## Dataset extract
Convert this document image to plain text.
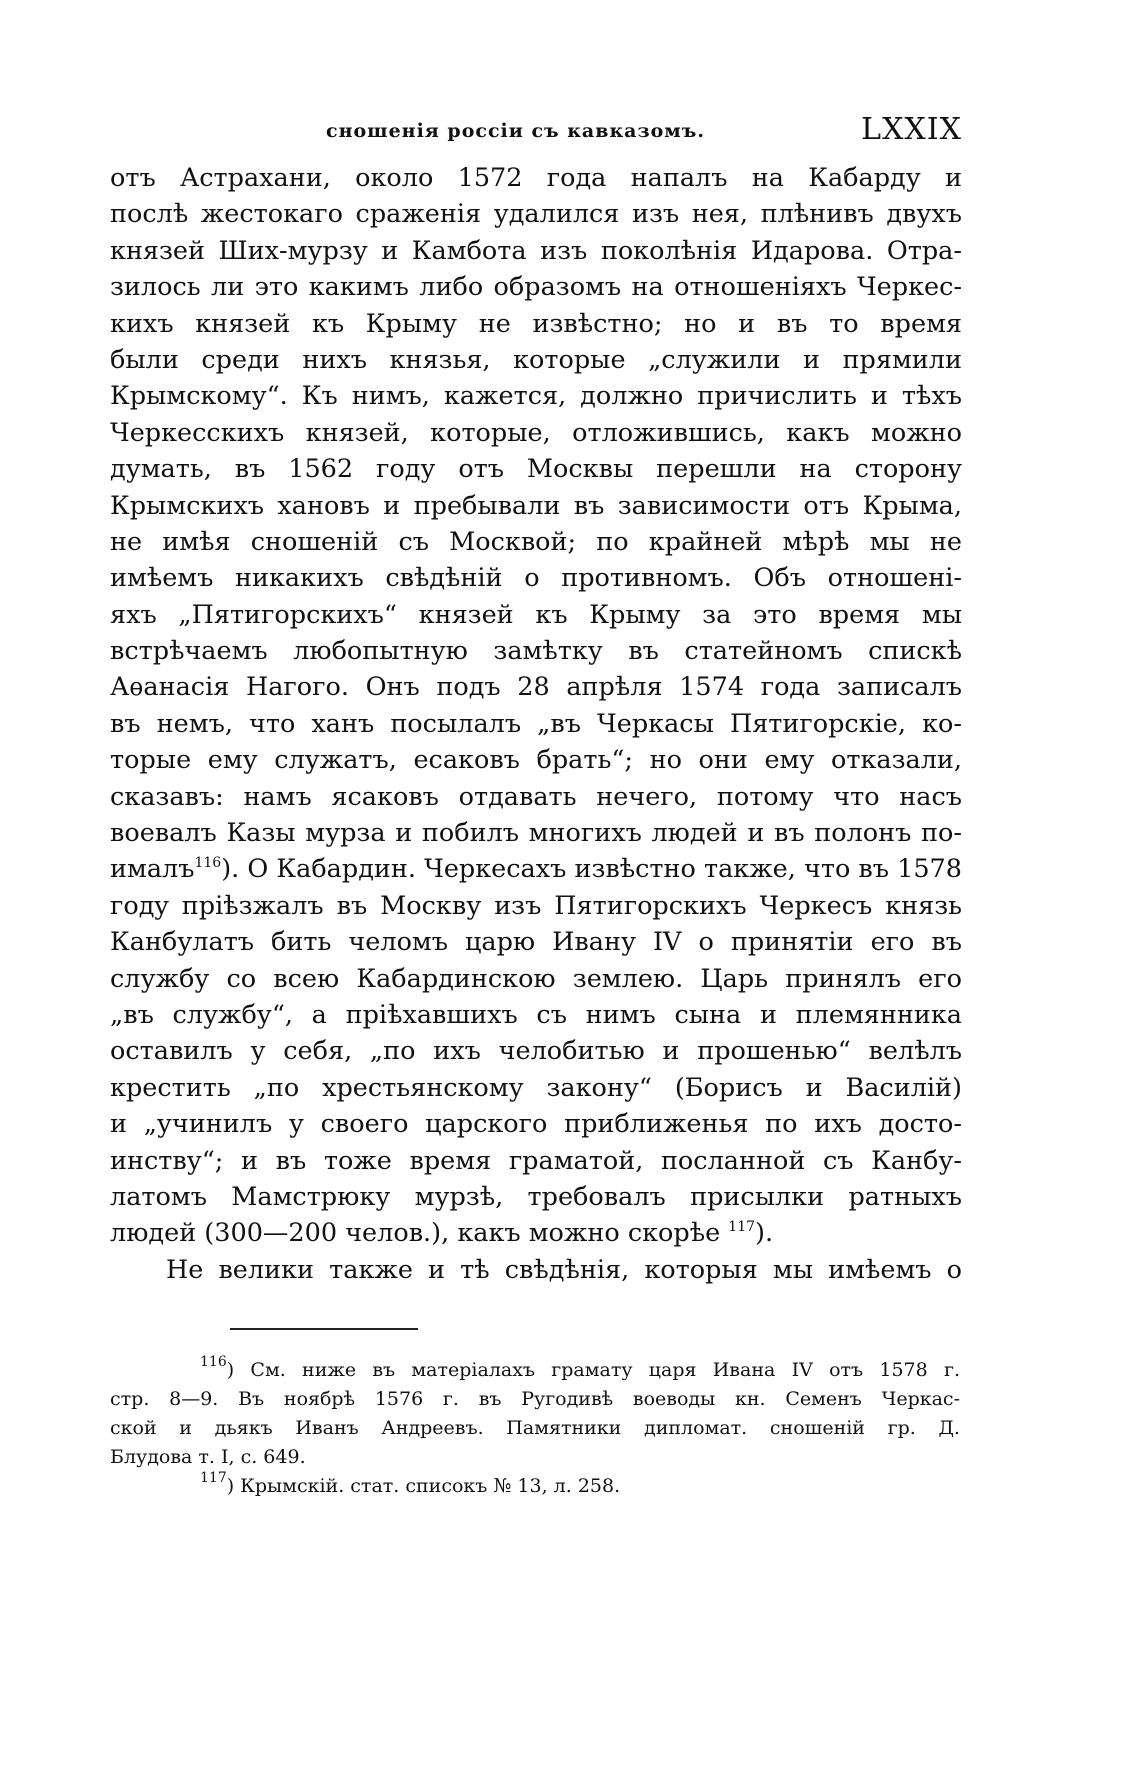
сношенія россіи съ кавказомъ.	LXXIX
отъ Астрахани, около 1572 года напалъ на Кабарду и
послѣ жестокаго сраженія удалился изъ нея, плѣнивъ двухъ
князей Ших-мурзу и Камбота изъ поколѣнія Идарова. Отра-
зилось ли это какимъ либо образомъ на отношеніяхъ Черкес-
кихъ князей къ Крыму не извѣстно; но и въ то время
были среди нихъ князья, которые „служили и прямили
Крымскому“. Къ нимъ, кажется, должно причислить и тѣхъ
Черкесскихъ князей, которые, отложившись, какъ можно
думать, въ 1562 году отъ Москвы перешли на сторону
Крымскихъ хановъ и пребывали въ зависимости отъ Крыма,
не имѣя сношеній съ Москвой; по крайней мѣрѣ мы не
имѣемъ никакихъ свѣдѣній о противномъ. Объ отношені-
яхъ „Пятигорскихъ“ князей къ Крыму за это время мы
встрѣчаемъ любопытную замѣтку въ статейномъ спискѣ
Аѳанасія Нагого. Онъ подъ 28 апрѣля 1574 года записалъ
въ немъ, что ханъ посылалъ „въ Черкасы Пятигорскіе, ко-
торые ему служатъ, есаковъ брать“; но они ему отказали,
сказавъ: намъ ясаковъ отдавать нечего, потому что насъ
воевалъ Казы мурза и побилъ многихъ людей и въ полонъ по-
ималъ$^{116}$). О Кабардин. Черкесахъ извѣстно также, что въ 1578
годy пріѣзжалъ въ Москву изъ Пятигорскихъ Черкесъ князь
Канбулатъ бить челомъ царю Ивану IV о принятіи его въ
службу со всею Кабардинскою землею. Царь принялъ его
„въ службу“, а пріѣхавшихъ съ нимъ сына и племянника
оставилъ у себя, „по ихъ челобитью и прошенью“ велѣлъ
крестить „по хрестьянскому закону“ (Борисъ и Василій)
и „учинилъ у своего царского приближенья по ихъ досто-
инству“; и въ тоже время граматой, посланной съ Канбу-
латомъ Мамстрюку мурзѣ, требовалъ присылки ратныхъ
людей (300—200 челов.), какъ можно скорѣе $^{117}$).
Не велики также и тѣ свѣдѣнія, которыя мы имѣемъ о
$^{116}$) См. ниже въ матеріалахъ грамату царя Ивана IV отъ 1578 г.
стр. 8—9. Въ ноябрѣ 1576 г. въ Ругодивѣ воеводы кн. Семенъ Черкас-
ской и дьякъ Иванъ Андреевъ. Памятники дипломат. сношеній гр. Д.
Блудова т. I, с. 649.
$^{117}$) Крымскій. стат. списокъ № 13, л. 258.
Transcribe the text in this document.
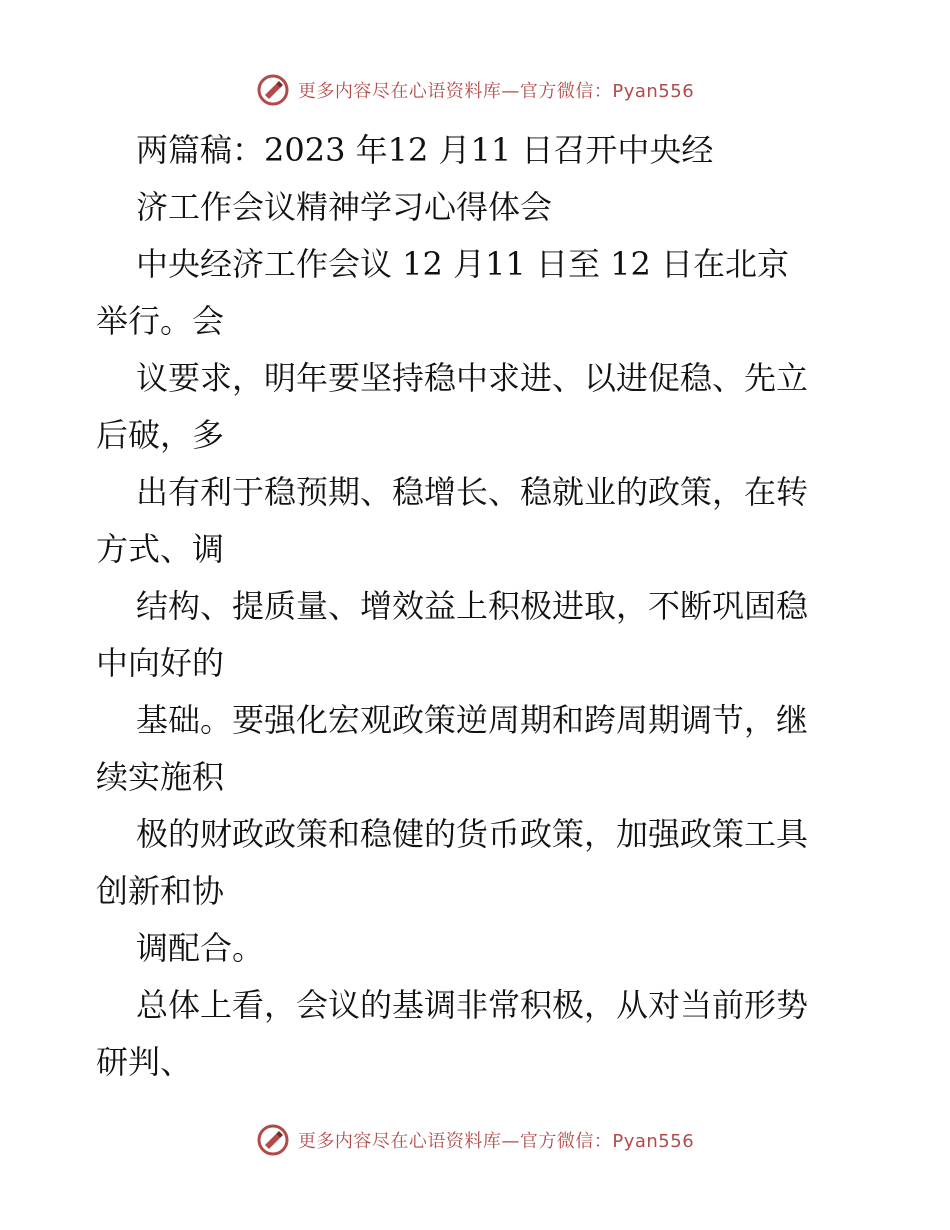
更多内容尽在心语资料库—官方微信：Pyan556
两篇稿：2023 年12 月11 日召开中央经
济工作会议精神学习心得体会
中央经济工作会议 12 月11 日至 12 日在北京
举行。会
议要求，明年要坚持稳中求进、以进促稳、先立
后破，多
出有利于稳预期、稳增长、稳就业的政策，在转
方式、调
结构、提质量、增效益上积极进取，不断巩固稳
中向好的
基础。要强化宏观政策逆周期和跨周期调节，继
续实施积
极的财政政策和稳健的货币政策，加强政策工具
创新和协
调配合。
总体上看，会议的基调非常积极，从对当前形势
研判、
更多内容尽在心语资料库—官方微信：Pyan556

## The task
Gather, from the listing above, every line carrying the word "document".

## Response
Convert this document image to plain text.
Transcribe the text in this document.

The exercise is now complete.